Exercise description: With pictures left out, retype exactly the lines from the one containing "Output a JSON" through the final line of the entries.

Material shown:

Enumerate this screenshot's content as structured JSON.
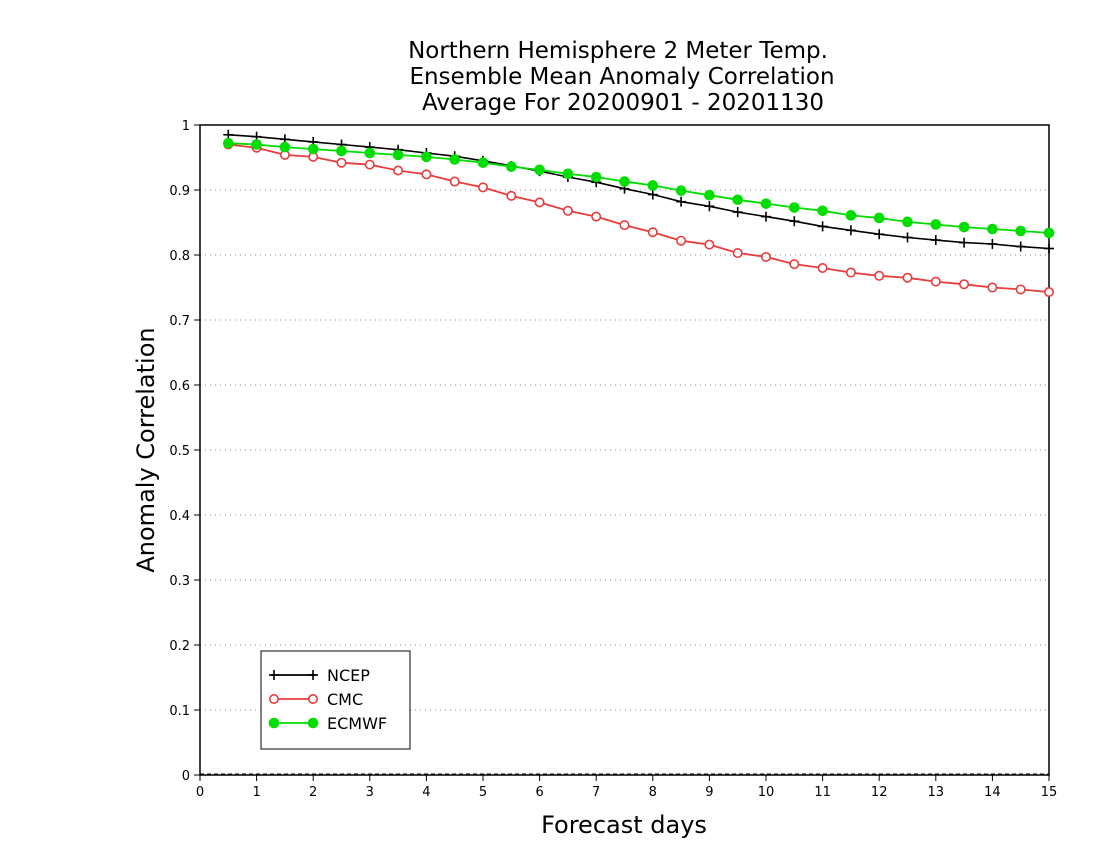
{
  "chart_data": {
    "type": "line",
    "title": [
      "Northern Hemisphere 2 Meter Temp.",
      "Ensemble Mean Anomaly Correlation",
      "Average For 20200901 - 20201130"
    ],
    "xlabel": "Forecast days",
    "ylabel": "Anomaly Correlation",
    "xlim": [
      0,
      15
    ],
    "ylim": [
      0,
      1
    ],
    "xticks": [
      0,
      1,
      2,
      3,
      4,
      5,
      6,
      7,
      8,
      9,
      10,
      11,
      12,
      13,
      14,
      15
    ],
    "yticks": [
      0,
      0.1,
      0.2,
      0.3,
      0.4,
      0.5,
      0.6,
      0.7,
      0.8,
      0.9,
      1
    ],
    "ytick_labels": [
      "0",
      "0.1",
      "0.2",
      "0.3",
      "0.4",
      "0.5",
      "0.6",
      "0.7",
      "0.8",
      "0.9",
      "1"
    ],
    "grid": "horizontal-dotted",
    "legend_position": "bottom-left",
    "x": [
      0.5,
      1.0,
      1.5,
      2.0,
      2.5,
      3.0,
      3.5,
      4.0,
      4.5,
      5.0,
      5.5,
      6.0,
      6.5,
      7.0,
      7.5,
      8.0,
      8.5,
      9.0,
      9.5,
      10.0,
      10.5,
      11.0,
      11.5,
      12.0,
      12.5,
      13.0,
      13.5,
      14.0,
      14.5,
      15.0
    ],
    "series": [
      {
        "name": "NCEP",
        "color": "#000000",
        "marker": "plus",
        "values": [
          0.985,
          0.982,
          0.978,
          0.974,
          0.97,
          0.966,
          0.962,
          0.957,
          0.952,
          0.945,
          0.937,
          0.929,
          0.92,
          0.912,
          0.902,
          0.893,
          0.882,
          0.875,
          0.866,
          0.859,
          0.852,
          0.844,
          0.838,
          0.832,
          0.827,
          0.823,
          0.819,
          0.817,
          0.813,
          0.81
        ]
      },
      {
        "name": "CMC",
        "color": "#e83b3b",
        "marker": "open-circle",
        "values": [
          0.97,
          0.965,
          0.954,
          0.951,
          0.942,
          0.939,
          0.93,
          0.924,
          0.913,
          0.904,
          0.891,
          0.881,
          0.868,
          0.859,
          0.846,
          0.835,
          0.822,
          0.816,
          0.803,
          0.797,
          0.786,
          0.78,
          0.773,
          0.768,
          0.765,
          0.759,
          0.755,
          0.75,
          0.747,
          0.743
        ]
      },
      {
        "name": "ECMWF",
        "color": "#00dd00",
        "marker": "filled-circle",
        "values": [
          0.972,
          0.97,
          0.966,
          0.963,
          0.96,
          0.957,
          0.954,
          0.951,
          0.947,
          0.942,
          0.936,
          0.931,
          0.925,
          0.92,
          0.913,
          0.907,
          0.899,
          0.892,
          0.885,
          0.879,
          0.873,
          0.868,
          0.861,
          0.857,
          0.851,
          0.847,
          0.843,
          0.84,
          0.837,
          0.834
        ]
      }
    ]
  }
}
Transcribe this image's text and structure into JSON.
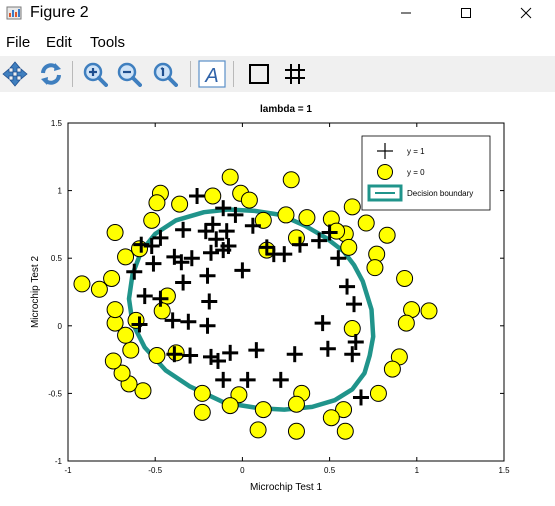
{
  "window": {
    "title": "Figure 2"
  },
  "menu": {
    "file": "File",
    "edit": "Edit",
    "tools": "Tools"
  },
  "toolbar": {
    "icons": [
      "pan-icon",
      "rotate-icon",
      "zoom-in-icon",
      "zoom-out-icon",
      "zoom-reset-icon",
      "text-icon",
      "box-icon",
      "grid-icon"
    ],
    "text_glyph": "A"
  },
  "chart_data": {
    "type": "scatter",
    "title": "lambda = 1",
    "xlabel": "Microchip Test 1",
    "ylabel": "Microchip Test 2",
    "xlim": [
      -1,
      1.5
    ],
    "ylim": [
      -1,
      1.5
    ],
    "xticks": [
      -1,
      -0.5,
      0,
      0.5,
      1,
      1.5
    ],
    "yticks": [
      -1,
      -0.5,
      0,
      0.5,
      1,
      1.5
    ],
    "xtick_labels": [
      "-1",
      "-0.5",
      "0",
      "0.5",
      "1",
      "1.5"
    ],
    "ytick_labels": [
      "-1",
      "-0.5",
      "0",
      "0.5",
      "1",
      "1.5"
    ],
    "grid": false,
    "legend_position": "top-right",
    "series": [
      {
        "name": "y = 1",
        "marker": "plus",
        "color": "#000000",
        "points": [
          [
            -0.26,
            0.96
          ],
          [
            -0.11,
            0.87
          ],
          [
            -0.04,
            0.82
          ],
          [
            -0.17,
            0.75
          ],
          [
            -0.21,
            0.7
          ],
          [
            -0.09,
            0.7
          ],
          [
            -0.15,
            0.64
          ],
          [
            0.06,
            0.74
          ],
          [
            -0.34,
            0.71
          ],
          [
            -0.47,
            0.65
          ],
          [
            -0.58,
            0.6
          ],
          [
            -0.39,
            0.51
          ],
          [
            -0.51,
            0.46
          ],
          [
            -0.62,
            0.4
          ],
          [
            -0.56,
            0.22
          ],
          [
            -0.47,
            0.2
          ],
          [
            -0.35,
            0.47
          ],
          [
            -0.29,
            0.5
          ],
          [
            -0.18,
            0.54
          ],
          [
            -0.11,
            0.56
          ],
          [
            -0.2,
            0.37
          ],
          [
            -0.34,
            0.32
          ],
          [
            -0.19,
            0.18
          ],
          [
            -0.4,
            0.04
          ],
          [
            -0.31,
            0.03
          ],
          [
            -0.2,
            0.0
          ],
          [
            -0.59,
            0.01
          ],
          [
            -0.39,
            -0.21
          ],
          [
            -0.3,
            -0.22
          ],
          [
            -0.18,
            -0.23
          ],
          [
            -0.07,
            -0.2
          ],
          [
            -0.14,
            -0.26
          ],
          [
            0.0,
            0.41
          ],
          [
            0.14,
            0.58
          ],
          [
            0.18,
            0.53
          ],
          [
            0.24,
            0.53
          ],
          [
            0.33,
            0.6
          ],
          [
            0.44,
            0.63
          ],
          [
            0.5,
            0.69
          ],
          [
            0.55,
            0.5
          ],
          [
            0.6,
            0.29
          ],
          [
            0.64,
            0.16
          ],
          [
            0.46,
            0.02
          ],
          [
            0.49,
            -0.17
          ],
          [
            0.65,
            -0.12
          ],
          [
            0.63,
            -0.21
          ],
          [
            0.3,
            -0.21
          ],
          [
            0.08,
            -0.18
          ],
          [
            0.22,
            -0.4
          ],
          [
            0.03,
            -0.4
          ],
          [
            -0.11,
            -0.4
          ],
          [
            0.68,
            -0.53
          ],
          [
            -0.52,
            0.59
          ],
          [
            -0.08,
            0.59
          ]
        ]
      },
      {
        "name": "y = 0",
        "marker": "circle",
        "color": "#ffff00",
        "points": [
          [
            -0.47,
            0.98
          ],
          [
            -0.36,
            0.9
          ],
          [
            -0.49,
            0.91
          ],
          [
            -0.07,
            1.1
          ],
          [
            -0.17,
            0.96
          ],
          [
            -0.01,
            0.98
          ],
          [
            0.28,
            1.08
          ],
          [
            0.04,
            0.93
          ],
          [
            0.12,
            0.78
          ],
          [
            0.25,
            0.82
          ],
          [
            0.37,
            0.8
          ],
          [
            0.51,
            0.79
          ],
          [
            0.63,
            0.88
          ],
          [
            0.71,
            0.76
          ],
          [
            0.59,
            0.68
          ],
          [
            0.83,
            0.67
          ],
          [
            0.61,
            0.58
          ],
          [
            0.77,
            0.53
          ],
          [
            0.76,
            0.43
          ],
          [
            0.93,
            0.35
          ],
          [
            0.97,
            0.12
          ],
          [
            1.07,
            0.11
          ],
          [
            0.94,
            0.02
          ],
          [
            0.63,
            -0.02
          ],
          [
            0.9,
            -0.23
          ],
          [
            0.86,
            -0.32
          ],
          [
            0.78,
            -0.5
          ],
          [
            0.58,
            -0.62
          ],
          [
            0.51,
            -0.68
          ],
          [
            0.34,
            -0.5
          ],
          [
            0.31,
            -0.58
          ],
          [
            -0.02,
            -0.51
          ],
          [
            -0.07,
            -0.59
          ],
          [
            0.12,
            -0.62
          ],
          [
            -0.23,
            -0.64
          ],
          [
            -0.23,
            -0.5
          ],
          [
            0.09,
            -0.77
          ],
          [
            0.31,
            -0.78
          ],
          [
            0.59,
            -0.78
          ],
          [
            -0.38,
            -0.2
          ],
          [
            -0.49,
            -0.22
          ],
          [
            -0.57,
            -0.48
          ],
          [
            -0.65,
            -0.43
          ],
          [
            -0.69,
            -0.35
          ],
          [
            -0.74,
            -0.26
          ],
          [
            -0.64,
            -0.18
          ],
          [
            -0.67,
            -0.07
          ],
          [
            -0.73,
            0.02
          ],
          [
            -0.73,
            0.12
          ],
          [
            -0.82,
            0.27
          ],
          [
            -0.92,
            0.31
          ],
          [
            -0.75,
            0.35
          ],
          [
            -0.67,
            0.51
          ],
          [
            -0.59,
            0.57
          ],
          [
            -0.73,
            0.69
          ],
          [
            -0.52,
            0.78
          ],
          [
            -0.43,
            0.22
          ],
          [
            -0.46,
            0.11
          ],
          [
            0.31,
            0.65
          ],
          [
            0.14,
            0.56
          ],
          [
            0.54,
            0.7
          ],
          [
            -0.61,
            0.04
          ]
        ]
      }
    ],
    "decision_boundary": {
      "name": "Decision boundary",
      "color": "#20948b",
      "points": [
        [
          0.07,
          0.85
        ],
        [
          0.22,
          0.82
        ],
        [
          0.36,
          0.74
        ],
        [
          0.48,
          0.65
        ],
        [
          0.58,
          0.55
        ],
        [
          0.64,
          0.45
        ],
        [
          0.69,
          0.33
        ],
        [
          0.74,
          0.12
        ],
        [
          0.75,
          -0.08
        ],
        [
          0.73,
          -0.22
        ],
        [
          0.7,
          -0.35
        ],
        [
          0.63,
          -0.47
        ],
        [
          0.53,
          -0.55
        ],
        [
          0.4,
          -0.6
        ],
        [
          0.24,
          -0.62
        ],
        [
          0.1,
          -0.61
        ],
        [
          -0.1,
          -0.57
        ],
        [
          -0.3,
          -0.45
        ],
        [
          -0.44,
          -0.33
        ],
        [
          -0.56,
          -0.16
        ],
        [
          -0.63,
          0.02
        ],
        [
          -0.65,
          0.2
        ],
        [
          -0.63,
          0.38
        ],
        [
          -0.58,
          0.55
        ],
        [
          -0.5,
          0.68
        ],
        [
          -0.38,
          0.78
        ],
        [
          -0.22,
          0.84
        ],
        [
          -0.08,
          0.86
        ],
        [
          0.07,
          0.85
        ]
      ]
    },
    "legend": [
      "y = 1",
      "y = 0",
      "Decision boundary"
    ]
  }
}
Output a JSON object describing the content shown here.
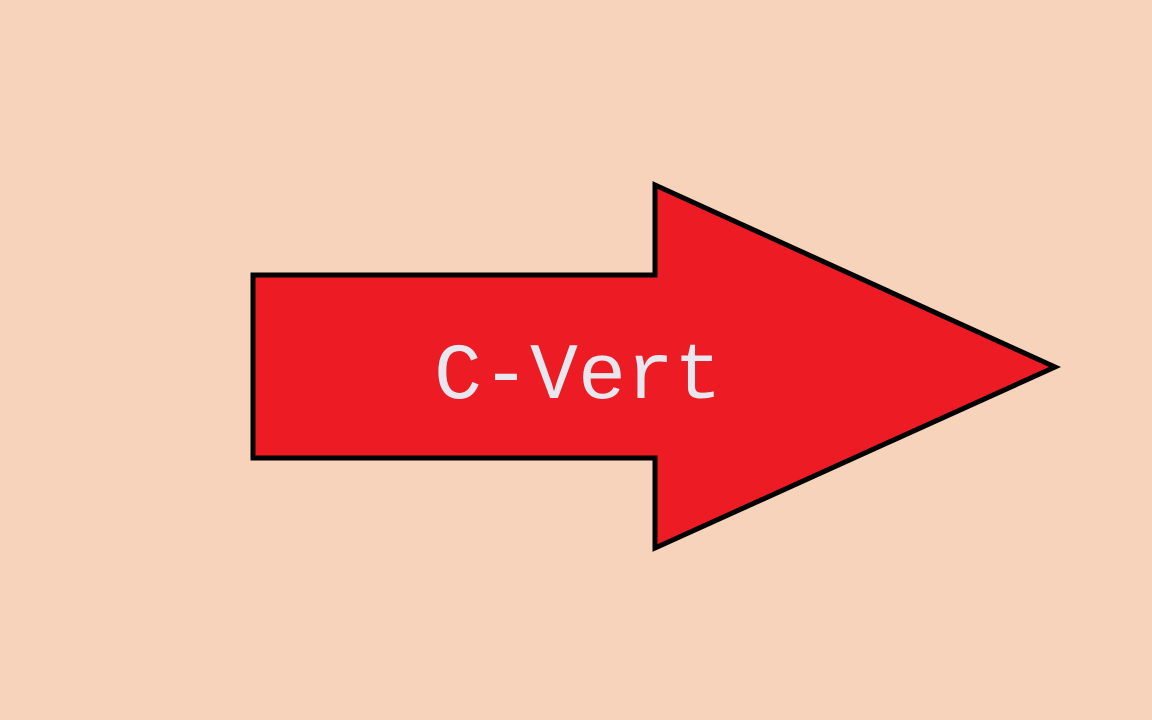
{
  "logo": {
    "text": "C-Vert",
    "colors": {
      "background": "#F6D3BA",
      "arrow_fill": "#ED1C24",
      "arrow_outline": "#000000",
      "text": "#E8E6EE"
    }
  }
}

Final result:
Output a JSON object describing the content shown here.
{
  "logo": {
    "text": "C-Vert",
    "colors": {
      "background": "#F6D3BA",
      "arrow_fill": "#ED1C24",
      "arrow_outline": "#000000",
      "text": "#E8E6EE"
    }
  }
}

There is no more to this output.